Leave out the pictures and transcribe the rest of the records exactly.
## START
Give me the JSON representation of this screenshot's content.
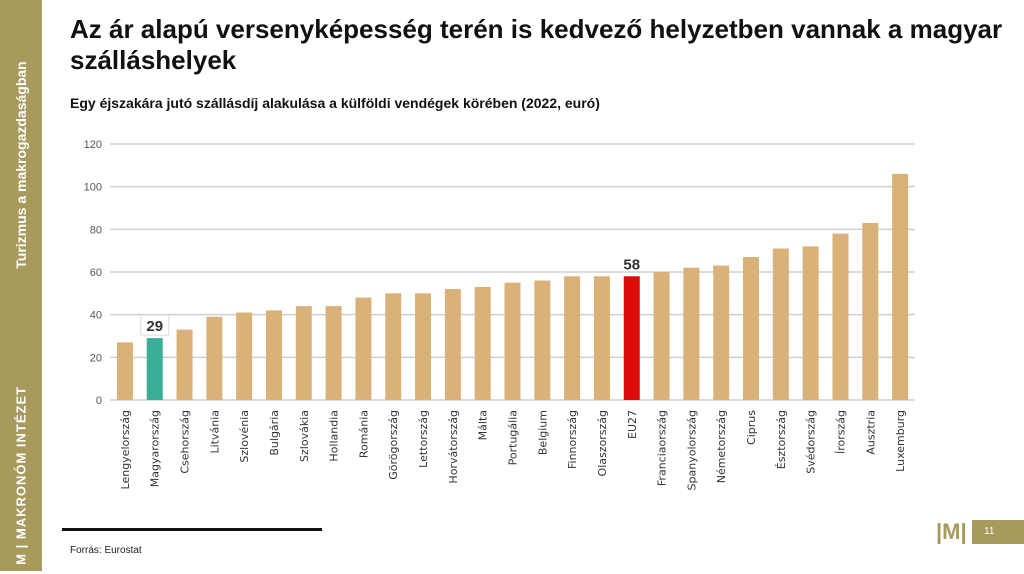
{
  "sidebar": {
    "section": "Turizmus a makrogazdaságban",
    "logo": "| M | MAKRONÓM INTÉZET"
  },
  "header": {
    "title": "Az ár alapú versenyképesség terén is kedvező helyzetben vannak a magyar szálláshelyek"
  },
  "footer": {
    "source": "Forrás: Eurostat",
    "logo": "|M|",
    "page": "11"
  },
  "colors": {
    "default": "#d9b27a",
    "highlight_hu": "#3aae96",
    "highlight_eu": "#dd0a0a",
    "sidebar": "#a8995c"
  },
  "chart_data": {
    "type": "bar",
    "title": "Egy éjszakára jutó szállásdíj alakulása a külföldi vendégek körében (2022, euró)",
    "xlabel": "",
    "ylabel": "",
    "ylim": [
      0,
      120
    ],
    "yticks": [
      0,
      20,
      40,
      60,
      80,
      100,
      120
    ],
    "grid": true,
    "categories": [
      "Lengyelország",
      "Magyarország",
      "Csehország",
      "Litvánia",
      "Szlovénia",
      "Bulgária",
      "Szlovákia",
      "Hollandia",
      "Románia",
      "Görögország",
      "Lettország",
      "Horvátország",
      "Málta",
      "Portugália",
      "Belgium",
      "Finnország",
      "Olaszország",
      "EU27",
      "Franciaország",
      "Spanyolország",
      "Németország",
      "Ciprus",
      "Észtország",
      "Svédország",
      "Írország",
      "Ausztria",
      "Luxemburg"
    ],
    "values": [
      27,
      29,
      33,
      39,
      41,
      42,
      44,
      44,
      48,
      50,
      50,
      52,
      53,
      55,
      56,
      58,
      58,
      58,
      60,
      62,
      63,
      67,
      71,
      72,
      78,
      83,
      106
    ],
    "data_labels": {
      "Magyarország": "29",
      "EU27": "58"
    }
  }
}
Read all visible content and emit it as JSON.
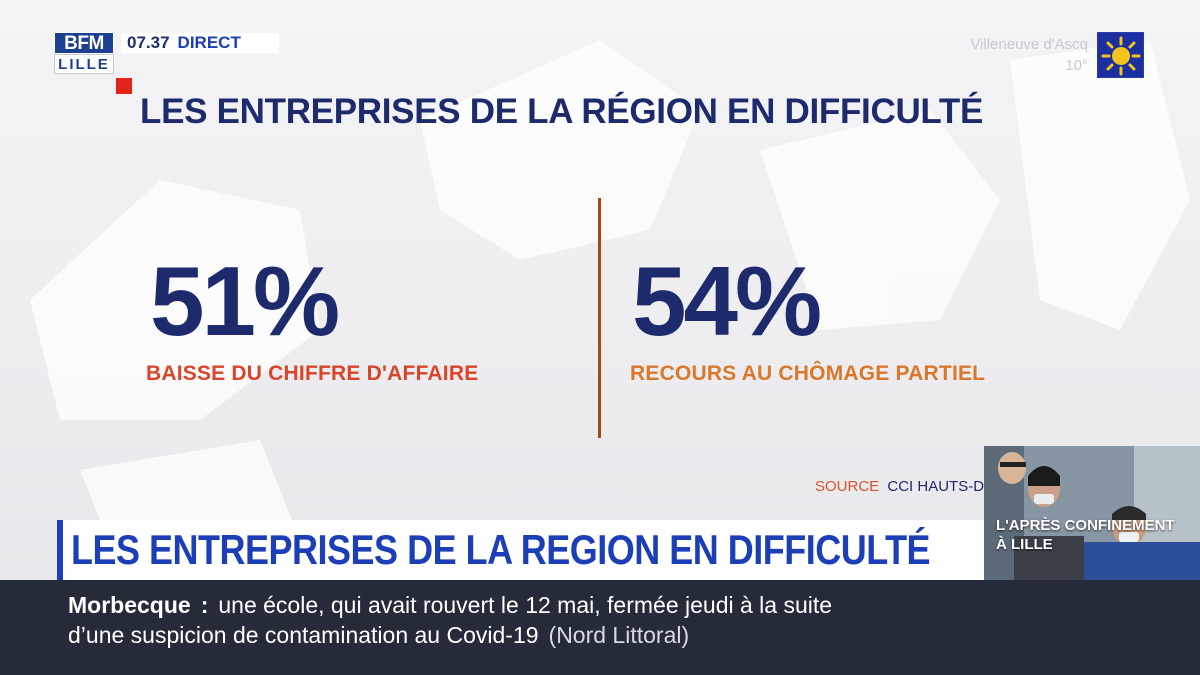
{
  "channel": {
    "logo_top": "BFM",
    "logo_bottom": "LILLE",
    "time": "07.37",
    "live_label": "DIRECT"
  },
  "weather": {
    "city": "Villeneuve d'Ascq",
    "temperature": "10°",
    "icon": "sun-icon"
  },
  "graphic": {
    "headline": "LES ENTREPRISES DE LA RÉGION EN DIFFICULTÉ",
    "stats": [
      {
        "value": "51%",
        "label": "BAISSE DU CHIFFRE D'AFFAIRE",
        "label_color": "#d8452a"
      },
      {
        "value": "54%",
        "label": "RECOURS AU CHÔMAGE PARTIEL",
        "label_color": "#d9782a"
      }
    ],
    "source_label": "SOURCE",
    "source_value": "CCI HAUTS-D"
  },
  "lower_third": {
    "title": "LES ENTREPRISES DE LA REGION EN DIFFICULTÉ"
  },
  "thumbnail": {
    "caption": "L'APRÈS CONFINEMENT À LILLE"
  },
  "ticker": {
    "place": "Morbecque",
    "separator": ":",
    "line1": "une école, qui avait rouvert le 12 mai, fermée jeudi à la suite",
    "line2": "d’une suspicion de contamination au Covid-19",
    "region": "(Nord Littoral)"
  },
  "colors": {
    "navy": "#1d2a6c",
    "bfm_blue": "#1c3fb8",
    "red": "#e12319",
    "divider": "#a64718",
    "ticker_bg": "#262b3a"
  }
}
## END
Output of the task:
Give me the JSON representation of this screenshot's content.
{
  "sidebar": {
    "section": "Turizmus a makrogazdaságban",
    "logo": "| M | MAKRONÓM INTÉZET"
  },
  "header": {
    "title": "Az ár alapú versenyképesség terén is kedvező helyzetben vannak a magyar szálláshelyek"
  },
  "footer": {
    "source": "Forrás: Eurostat",
    "logo": "|M|",
    "page": "11"
  },
  "colors": {
    "default": "#d9b27a",
    "highlight_hu": "#3aae96",
    "highlight_eu": "#dd0a0a",
    "sidebar": "#a8995c"
  },
  "chart_data": {
    "type": "bar",
    "title": "Egy éjszakára jutó szállásdíj alakulása a külföldi vendégek körében (2022, euró)",
    "xlabel": "",
    "ylabel": "",
    "ylim": [
      0,
      120
    ],
    "yticks": [
      0,
      20,
      40,
      60,
      80,
      100,
      120
    ],
    "grid": true,
    "categories": [
      "Lengyelország",
      "Magyarország",
      "Csehország",
      "Litvánia",
      "Szlovénia",
      "Bulgária",
      "Szlovákia",
      "Hollandia",
      "Románia",
      "Görögország",
      "Lettország",
      "Horvátország",
      "Málta",
      "Portugália",
      "Belgium",
      "Finnország",
      "Olaszország",
      "EU27",
      "Franciaország",
      "Spanyolország",
      "Németország",
      "Ciprus",
      "Észtország",
      "Svédország",
      "Írország",
      "Ausztria",
      "Luxemburg"
    ],
    "values": [
      27,
      29,
      33,
      39,
      41,
      42,
      44,
      44,
      48,
      50,
      50,
      52,
      53,
      55,
      56,
      58,
      58,
      58,
      60,
      62,
      63,
      67,
      71,
      72,
      78,
      83,
      106
    ],
    "data_labels": {
      "Magyarország": "29",
      "EU27": "58"
    }
  }
}
Read all visible content and emit it as JSON.
{
  "channel": {
    "logo_top": "BFM",
    "logo_bottom": "LILLE",
    "time": "07.37",
    "live_label": "DIRECT"
  },
  "weather": {
    "city": "Villeneuve d'Ascq",
    "temperature": "10°",
    "icon": "sun-icon"
  },
  "graphic": {
    "headline": "LES ENTREPRISES DE LA RÉGION EN DIFFICULTÉ",
    "stats": [
      {
        "value": "51%",
        "label": "BAISSE DU CHIFFRE D'AFFAIRE",
        "label_color": "#d8452a"
      },
      {
        "value": "54%",
        "label": "RECOURS AU CHÔMAGE PARTIEL",
        "label_color": "#d9782a"
      }
    ],
    "source_label": "SOURCE",
    "source_value": "CCI HAUTS-D"
  },
  "lower_third": {
    "title": "LES ENTREPRISES DE LA REGION EN DIFFICULTÉ"
  },
  "thumbnail": {
    "caption": "L'APRÈS CONFINEMENT À LILLE"
  },
  "ticker": {
    "place": "Morbecque",
    "separator": ":",
    "line1": "une école, qui avait rouvert le 12 mai, fermée jeudi à la suite",
    "line2": "d’une suspicion de contamination au Covid-19",
    "region": "(Nord Littoral)"
  },
  "colors": {
    "navy": "#1d2a6c",
    "bfm_blue": "#1c3fb8",
    "red": "#e12319",
    "divider": "#a64718",
    "ticker_bg": "#262b3a"
  }
}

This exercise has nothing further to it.